+++ Entries +++
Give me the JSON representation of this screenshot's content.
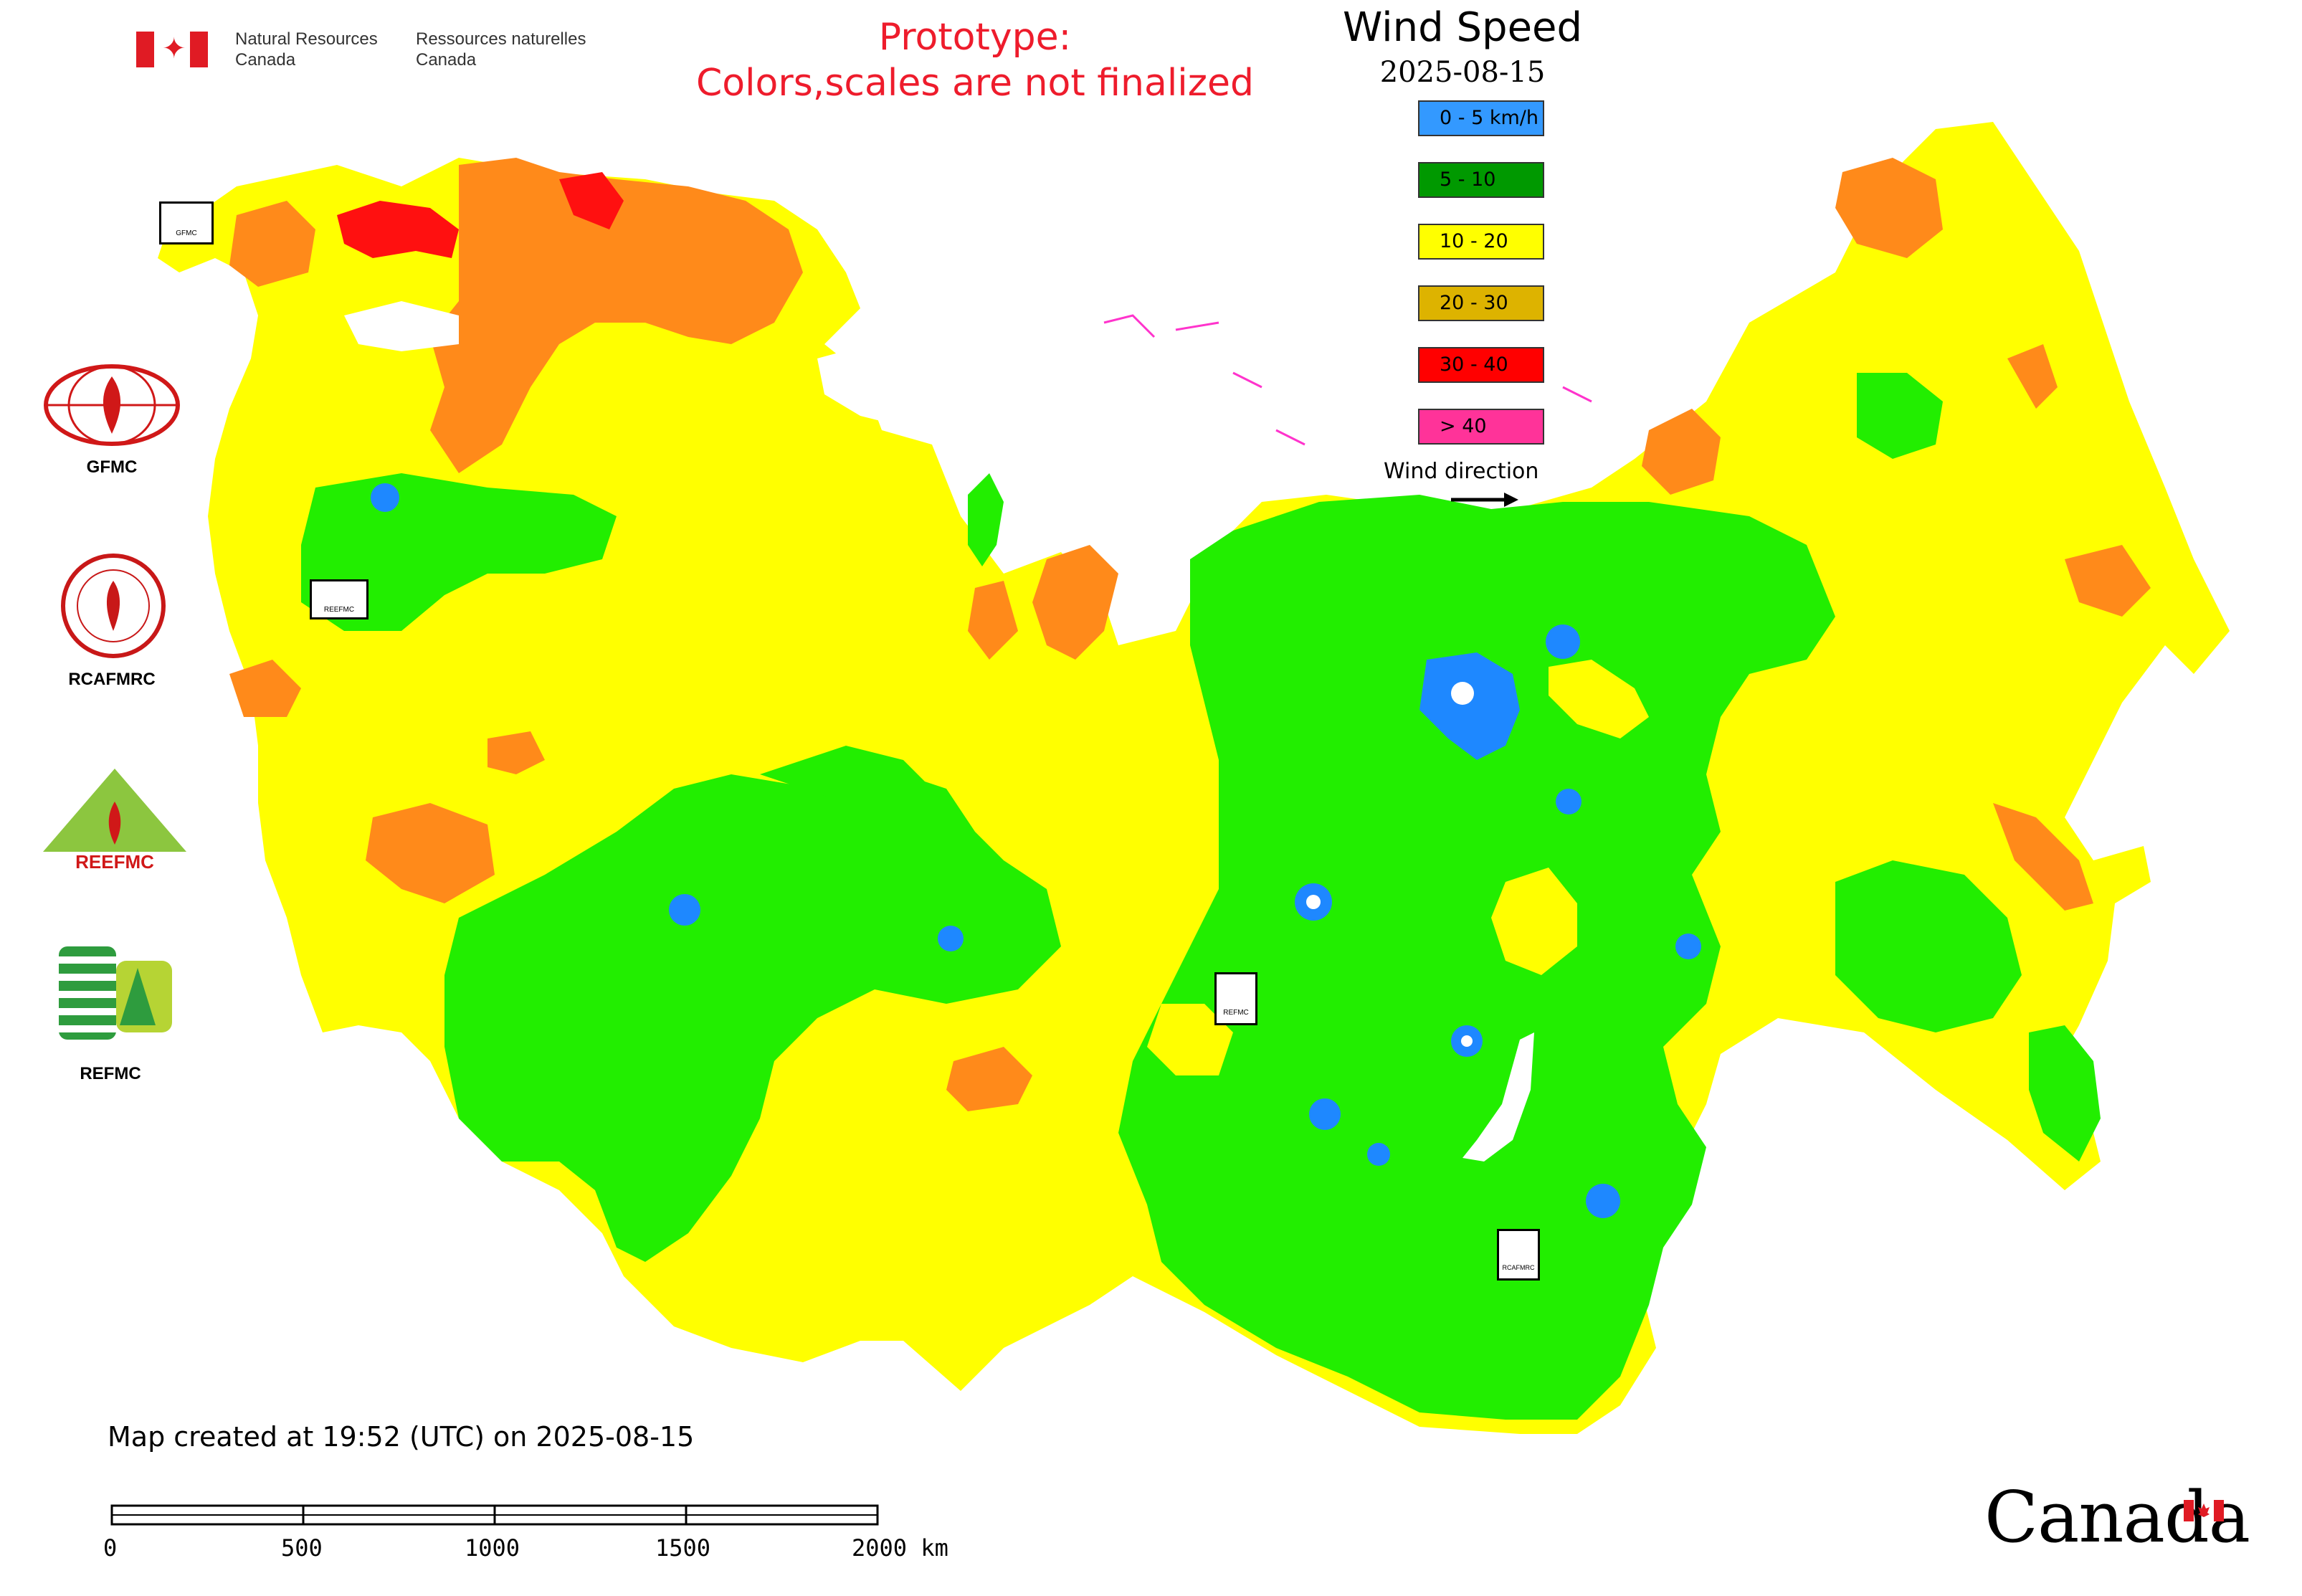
{
  "header": {
    "agency_en": "Natural Resources Canada",
    "agency_fr": "Ressources naturelles Canada",
    "prototype_line1": "Prototype:",
    "prototype_line2": "Colors,scales are not finalized"
  },
  "legend": {
    "title": "Wind Speed",
    "date": "2025-08-15",
    "items": [
      {
        "label": "0 - 5 km/h",
        "color": "#3399ff"
      },
      {
        "label": "5 - 10",
        "color": "#009900"
      },
      {
        "label": "10 - 20",
        "color": "#ffff00"
      },
      {
        "label": "20 - 30",
        "color": "#ddb300"
      },
      {
        "label": "30 - 40",
        "color": "#ff0000"
      },
      {
        "label": "> 40",
        "color": "#ff3399"
      }
    ],
    "wind_direction_label": "Wind direction"
  },
  "map_colors": {
    "calm": "#1e88ff",
    "light": "#22ee00",
    "moderate": "#ffff00",
    "fresh": "#ff8a1a",
    "strong": "#ff1010",
    "very_strong": "#ff3399"
  },
  "agencies": [
    {
      "label": "GFMC",
      "icon": "gfmc-logo"
    },
    {
      "label": "RCAFMRC",
      "icon": "rcafmrc-logo"
    },
    {
      "label": "REEFMC",
      "icon": "reefmc-logo"
    },
    {
      "label": "REFMC",
      "icon": "refmc-logo"
    }
  ],
  "map_markers": [
    {
      "label": "GFMC"
    },
    {
      "label": "REEFMC"
    },
    {
      "label": "REFMC"
    },
    {
      "label": "RCAFMRC"
    }
  ],
  "footer": {
    "map_created": "Map created at 19:52 (UTC) on 2025-08-15",
    "scale_labels": [
      "0",
      "500",
      "1000",
      "1500",
      "2000 km"
    ],
    "wordmark": "Canada"
  }
}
+++
_Exercise goal_: Repeat all the records above exactly, leaving out any pictures.

_Solution for this task_:
Give me the JSON representation of this screenshot's content.
{
  "header": {
    "agency_en": "Natural Resources Canada",
    "agency_fr": "Ressources naturelles Canada",
    "prototype_line1": "Prototype:",
    "prototype_line2": "Colors,scales are not finalized"
  },
  "legend": {
    "title": "Wind Speed",
    "date": "2025-08-15",
    "items": [
      {
        "label": "0 - 5 km/h",
        "color": "#3399ff"
      },
      {
        "label": "5 - 10",
        "color": "#009900"
      },
      {
        "label": "10 - 20",
        "color": "#ffff00"
      },
      {
        "label": "20 - 30",
        "color": "#ddb300"
      },
      {
        "label": "30 - 40",
        "color": "#ff0000"
      },
      {
        "label": "> 40",
        "color": "#ff3399"
      }
    ],
    "wind_direction_label": "Wind direction"
  },
  "map_colors": {
    "calm": "#1e88ff",
    "light": "#22ee00",
    "moderate": "#ffff00",
    "fresh": "#ff8a1a",
    "strong": "#ff1010",
    "very_strong": "#ff3399"
  },
  "agencies": [
    {
      "label": "GFMC",
      "icon": "gfmc-logo"
    },
    {
      "label": "RCAFMRC",
      "icon": "rcafmrc-logo"
    },
    {
      "label": "REEFMC",
      "icon": "reefmc-logo"
    },
    {
      "label": "REFMC",
      "icon": "refmc-logo"
    }
  ],
  "map_markers": [
    {
      "label": "GFMC"
    },
    {
      "label": "REEFMC"
    },
    {
      "label": "REFMC"
    },
    {
      "label": "RCAFMRC"
    }
  ],
  "footer": {
    "map_created": "Map created at 19:52 (UTC) on 2025-08-15",
    "scale_labels": [
      "0",
      "500",
      "1000",
      "1500",
      "2000 km"
    ],
    "wordmark": "Canada"
  }
}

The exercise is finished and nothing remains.